### Set problem
The data must be returned in full and exactly as given.

### Input for this task

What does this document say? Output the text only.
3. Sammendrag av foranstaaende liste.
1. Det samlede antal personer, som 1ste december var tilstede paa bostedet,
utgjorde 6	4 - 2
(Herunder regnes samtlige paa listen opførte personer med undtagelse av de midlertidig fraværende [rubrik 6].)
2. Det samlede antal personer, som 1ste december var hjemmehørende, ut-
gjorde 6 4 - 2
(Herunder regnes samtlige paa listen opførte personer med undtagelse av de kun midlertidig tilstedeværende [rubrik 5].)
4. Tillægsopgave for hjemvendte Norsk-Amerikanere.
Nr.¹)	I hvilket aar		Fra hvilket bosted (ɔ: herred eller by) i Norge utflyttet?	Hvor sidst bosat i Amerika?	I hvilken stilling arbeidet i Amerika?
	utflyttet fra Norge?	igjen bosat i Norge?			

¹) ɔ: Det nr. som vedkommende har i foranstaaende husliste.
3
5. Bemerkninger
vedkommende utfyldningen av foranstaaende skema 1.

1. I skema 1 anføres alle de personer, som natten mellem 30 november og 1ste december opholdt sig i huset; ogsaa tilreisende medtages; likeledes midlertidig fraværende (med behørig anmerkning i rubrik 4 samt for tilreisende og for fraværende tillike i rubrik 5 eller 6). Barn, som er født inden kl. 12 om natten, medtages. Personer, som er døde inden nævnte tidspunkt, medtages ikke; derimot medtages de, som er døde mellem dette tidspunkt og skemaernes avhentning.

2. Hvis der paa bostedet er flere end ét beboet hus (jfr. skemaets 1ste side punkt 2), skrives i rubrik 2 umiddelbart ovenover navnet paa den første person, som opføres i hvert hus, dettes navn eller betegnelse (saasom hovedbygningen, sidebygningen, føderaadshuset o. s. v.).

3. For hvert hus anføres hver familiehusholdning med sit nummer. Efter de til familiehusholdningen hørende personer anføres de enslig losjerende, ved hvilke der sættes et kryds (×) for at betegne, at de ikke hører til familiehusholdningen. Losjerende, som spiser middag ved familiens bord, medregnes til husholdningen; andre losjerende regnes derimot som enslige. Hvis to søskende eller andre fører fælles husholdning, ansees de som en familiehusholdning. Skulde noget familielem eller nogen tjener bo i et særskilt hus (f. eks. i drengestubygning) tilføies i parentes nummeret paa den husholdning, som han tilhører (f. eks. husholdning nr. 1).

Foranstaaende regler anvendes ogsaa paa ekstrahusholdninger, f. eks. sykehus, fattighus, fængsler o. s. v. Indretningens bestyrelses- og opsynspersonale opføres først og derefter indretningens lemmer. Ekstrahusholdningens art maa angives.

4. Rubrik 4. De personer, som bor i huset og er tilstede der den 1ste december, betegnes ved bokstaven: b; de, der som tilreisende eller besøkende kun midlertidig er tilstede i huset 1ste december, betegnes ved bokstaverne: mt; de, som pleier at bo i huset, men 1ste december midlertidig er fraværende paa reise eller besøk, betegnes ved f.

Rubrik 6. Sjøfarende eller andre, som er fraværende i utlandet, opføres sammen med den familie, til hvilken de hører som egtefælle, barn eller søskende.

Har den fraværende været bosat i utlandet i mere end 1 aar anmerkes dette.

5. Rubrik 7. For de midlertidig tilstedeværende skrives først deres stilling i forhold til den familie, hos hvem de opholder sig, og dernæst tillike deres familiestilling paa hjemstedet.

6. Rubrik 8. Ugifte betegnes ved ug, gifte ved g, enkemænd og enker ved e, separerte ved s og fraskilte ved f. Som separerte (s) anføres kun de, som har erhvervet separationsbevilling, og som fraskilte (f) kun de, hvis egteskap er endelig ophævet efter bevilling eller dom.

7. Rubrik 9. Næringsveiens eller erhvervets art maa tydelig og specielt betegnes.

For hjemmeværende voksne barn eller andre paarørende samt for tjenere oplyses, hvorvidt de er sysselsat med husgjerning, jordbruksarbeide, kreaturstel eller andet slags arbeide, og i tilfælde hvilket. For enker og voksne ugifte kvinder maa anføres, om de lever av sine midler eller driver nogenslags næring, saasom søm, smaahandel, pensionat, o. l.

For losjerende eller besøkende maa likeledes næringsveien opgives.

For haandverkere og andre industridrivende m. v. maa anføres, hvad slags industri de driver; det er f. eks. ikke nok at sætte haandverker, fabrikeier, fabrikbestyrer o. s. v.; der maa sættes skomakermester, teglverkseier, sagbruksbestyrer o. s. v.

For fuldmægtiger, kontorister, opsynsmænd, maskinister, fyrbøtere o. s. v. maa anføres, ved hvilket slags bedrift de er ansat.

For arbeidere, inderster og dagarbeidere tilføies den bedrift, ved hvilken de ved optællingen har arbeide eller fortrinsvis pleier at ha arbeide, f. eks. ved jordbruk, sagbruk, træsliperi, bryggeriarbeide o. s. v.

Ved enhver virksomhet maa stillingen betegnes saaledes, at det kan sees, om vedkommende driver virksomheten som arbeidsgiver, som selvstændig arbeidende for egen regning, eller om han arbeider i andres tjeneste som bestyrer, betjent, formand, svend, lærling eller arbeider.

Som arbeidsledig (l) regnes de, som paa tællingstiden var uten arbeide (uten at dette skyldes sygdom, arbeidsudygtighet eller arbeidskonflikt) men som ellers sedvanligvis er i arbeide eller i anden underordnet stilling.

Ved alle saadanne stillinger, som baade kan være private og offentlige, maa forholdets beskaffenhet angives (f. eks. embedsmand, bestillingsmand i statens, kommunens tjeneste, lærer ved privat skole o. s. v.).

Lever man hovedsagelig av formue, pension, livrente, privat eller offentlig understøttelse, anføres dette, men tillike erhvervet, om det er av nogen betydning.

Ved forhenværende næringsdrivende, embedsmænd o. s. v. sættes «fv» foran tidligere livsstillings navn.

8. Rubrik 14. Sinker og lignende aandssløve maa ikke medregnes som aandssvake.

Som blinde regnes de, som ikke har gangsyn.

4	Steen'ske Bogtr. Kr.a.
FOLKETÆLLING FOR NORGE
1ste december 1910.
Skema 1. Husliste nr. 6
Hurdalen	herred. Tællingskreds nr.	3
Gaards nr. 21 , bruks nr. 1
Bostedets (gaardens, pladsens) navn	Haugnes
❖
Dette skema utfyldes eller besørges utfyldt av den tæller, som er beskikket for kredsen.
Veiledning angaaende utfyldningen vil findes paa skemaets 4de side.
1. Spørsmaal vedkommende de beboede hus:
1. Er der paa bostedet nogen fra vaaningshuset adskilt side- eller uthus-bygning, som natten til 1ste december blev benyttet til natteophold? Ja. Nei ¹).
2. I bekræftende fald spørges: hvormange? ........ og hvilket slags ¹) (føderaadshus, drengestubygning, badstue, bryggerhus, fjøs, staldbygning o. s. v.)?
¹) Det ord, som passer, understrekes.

### Output of the task
What does this document say? Output the text only.
3. Sammendrag av foranstaaende liste.
1. Det samlede antal personer, som 1ste december var tilstede paa bostedet,
utgjorde 6	4 - 2
(Herunder regnes samtlige paa listen opførte personer med undtagelse av de midlertidig fraværende [rubrik 6].)
2. Det samlede antal personer, som 1ste december var hjemmehørende, ut-
gjorde 6 4 - 2
(Herunder regnes samtlige paa listen opførte personer med undtagelse av de kun midlertidig tilstedeværende [rubrik 5].)
4. Tillægsopgave for hjemvendte Norsk-Amerikanere.
Nr.¹)	I hvilket aar		Fra hvilket bosted (ɔ: herred eller by) i Norge utflyttet?	Hvor sidst bosat i Amerika?	I hvilken stilling arbeidet i Amerika?
	utflyttet fra Norge?	igjen bosat i Norge?			

¹) ɔ: Det nr. som vedkommende har i foranstaaende husliste.
3
5. Bemerkninger
vedkommende utfyldningen av foranstaaende skema 1.

1. I skema 1 anføres alle de personer, som natten mellem 30 november og 1ste december opholdt sig i huset; ogsaa tilreisende medtages; likeledes midlertidig fraværende (med behørig anmerkning i rubrik 4 samt for tilreisende og for fraværende tillike i rubrik 5 eller 6). Barn, som er født inden kl. 12 om natten, medtages. Personer, som er døde inden nævnte tidspunkt, medtages ikke; derimot medtages de, som er døde mellem dette tidspunkt og skemaernes avhentning.

2. Hvis der paa bostedet er flere end ét beboet hus (jfr. skemaets 1ste side punkt 2), skrives i rubrik 2 umiddelbart ovenover navnet paa den første person, som opføres i hvert hus, dettes navn eller betegnelse (saasom hovedbygningen, sidebygningen, føderaadshuset o. s. v.).

3. For hvert hus anføres hver familiehusholdning med sit nummer. Efter de til familiehusholdningen hørende personer anføres de enslig losjerende, ved hvilke der sættes et kryds (×) for at betegne, at de ikke hører til familiehusholdningen. Losjerende, som spiser middag ved familiens bord, medregnes til husholdningen; andre losjerende regnes derimot som enslige. Hvis to søskende eller andre fører fælles husholdning, ansees de som en familiehusholdning. Skulde noget familielem eller nogen tjener bo i et særskilt hus (f. eks. i drengestubygning) tilføies i parentes nummeret paa den husholdning, som han tilhører (f. eks. husholdning nr. 1).

Foranstaaende regler anvendes ogsaa paa ekstrahusholdninger, f. eks. sykehus, fattighus, fængsler o. s. v. Indretningens bestyrelses- og opsynspersonale opføres først og derefter indretningens lemmer. Ekstrahusholdningens art maa angives.

4. Rubrik 4. De personer, som bor i huset og er tilstede der den 1ste december, betegnes ved bokstaven: b; de, der som tilreisende eller besøkende kun midlertidig er tilstede i huset 1ste december, betegnes ved bokstaverne: mt; de, som pleier at bo i huset, men 1ste december midlertidig er fraværende paa reise eller besøk, betegnes ved f.

Rubrik 6. Sjøfarende eller andre, som er fraværende i utlandet, opføres sammen med den familie, til hvilken de hører som egtefælle, barn eller søskende.

Har den fraværende været bosat i utlandet i mere end 1 aar anmerkes dette.

5. Rubrik 7. For de midlertidig tilstedeværende skrives først deres stilling i forhold til den familie, hos hvem de opholder sig, og dernæst tillike deres familiestilling paa hjemstedet.

6. Rubrik 8. Ugifte betegnes ved ug, gifte ved g, enkemænd og enker ved e, separerte ved s og fraskilte ved f. Som separerte (s) anføres kun de, som har erhvervet separationsbevilling, og som fraskilte (f) kun de, hvis egteskap er endelig ophævet efter bevilling eller dom.

7. Rubrik 9. Næringsveiens eller erhvervets art maa tydelig og specielt betegnes.

For hjemmeværende voksne barn eller andre paarørende samt for tjenere oplyses, hvorvidt de er sysselsat med husgjerning, jordbruksarbeide, kreaturstel eller andet slags arbeide, og i tilfælde hvilket. For enker og voksne ugifte kvinder maa anføres, om de lever av sine midler eller driver nogenslags næring, saasom søm, smaahandel, pensionat, o. l.

For losjerende eller besøkende maa likeledes næringsveien opgives.

For haandverkere og andre industridrivende m. v. maa anføres, hvad slags industri de driver; det er f. eks. ikke nok at sætte haandverker, fabrikeier, fabrikbestyrer o. s. v.; der maa sættes skomakermester, teglverkseier, sagbruksbestyrer o. s. v.

For fuldmægtiger, kontorister, opsynsmænd, maskinister, fyrbøtere o. s. v. maa anføres, ved hvilket slags bedrift de er ansat.

For arbeidere, inderster og dagarbeidere tilføies den bedrift, ved hvilken de ved optællingen har arbeide eller fortrinsvis pleier at ha arbeide, f. eks. ved jordbruk, sagbruk, træsliperi, bryggeriarbeide o. s. v.

Ved enhver virksomhet maa stillingen betegnes saaledes, at det kan sees, om vedkommende driver virksomheten som arbeidsgiver, som selvstændig arbeidende for egen regning, eller om han arbeider i andres tjeneste som bestyrer, betjent, formand, svend, lærling eller arbeider.

Som arbeidsledig (l) regnes de, som paa tællingstiden var uten arbeide (uten at dette skyldes sygdom, arbeidsudygtighet eller arbeidskonflikt) men som ellers sedvanligvis er i arbeide eller i anden underordnet stilling.

Ved alle saadanne stillinger, som baade kan være private og offentlige, maa forholdets beskaffenhet angives (f. eks. embedsmand, bestillingsmand i statens, kommunens tjeneste, lærer ved privat skole o. s. v.).

Lever man hovedsagelig av formue, pension, livrente, privat eller offentlig understøttelse, anføres dette, men tillike erhvervet, om det er av nogen betydning.

Ved forhenværende næringsdrivende, embedsmænd o. s. v. sættes «fv» foran tidligere livsstillings navn.

8. Rubrik 14. Sinker og lignende aandssløve maa ikke medregnes som aandssvake.

Som blinde regnes de, som ikke har gangsyn.

4	Steen'ske Bogtr. Kr.a.
FOLKETÆLLING FOR NORGE
1ste december 1910.
Skema 1. Husliste nr. 6
Hurdalen	herred. Tællingskreds nr.	3
Gaards nr. 21 , bruks nr. 1
Bostedets (gaardens, pladsens) navn	Haugnes
❖
Dette skema utfyldes eller besørges utfyldt av den tæller, som er beskikket for kredsen.
Veiledning angaaende utfyldningen vil findes paa skemaets 4de side.
1. Spørsmaal vedkommende de beboede hus:
1. Er der paa bostedet nogen fra vaaningshuset adskilt side- eller uthus-bygning, som natten til 1ste december blev benyttet til natteophold? Ja. Nei ¹).
2. I bekræftende fald spørges: hvormange? ........ og hvilket slags ¹) (føderaadshus, drengestubygning, badstue, bryggerhus, fjøs, staldbygning o. s. v.)?
¹) Det ord, som passer, understrekes.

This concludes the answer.